Task details: The exercise asks you to copy every line below in which "VIDRO" appears.

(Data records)

——————————

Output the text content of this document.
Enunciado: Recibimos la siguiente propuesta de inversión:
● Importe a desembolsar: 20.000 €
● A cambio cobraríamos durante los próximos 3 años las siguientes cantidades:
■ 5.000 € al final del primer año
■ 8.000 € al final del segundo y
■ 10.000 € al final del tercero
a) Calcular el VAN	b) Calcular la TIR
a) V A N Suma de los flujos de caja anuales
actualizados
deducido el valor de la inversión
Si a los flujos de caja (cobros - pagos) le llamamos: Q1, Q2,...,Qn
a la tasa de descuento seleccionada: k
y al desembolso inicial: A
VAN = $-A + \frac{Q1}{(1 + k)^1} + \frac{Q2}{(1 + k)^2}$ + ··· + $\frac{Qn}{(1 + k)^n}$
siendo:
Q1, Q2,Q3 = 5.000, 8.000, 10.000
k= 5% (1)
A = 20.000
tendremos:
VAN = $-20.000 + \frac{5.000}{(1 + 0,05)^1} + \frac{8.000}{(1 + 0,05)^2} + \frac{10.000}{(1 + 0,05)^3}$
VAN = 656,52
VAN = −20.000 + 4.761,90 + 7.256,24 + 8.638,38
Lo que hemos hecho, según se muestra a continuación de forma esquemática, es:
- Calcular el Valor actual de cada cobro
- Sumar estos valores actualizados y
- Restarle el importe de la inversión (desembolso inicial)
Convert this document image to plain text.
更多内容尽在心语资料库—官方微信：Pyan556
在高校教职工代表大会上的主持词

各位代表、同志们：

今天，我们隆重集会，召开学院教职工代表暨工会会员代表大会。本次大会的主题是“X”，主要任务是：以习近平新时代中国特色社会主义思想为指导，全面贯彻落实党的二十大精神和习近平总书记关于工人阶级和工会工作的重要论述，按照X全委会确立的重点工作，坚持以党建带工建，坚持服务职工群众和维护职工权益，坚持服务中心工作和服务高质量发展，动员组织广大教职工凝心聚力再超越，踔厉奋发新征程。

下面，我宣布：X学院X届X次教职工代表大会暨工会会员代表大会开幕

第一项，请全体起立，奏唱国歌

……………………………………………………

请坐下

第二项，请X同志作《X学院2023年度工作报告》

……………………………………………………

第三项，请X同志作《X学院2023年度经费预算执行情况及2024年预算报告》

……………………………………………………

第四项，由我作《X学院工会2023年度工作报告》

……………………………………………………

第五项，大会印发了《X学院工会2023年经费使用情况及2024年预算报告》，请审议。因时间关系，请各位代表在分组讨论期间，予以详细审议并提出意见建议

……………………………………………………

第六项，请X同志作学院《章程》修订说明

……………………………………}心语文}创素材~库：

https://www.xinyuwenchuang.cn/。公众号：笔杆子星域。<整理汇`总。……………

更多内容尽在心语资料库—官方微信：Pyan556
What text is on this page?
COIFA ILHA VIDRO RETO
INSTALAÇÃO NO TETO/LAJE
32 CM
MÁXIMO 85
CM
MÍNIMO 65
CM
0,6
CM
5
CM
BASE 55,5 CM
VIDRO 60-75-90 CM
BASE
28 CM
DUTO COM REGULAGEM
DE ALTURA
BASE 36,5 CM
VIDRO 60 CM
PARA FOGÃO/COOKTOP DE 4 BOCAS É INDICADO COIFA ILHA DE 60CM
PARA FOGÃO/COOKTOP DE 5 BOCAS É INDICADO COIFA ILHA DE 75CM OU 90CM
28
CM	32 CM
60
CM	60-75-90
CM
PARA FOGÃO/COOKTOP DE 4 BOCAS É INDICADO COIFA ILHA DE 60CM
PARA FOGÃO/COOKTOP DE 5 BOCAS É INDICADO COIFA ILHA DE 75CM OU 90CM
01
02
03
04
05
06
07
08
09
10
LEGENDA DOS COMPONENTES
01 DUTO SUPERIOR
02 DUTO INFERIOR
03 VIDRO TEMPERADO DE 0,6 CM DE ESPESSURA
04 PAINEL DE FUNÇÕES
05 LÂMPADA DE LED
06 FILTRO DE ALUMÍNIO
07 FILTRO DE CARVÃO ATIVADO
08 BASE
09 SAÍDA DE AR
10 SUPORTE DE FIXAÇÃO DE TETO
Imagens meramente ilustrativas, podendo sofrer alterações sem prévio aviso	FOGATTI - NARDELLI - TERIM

——————————

Written solution:
COIFA ILHA VIDRO RETO
VIDRO 60-75-90 CM
VIDRO 60 CM
03 VIDRO TEMPERADO DE 0,6 CM DE ESPESSURA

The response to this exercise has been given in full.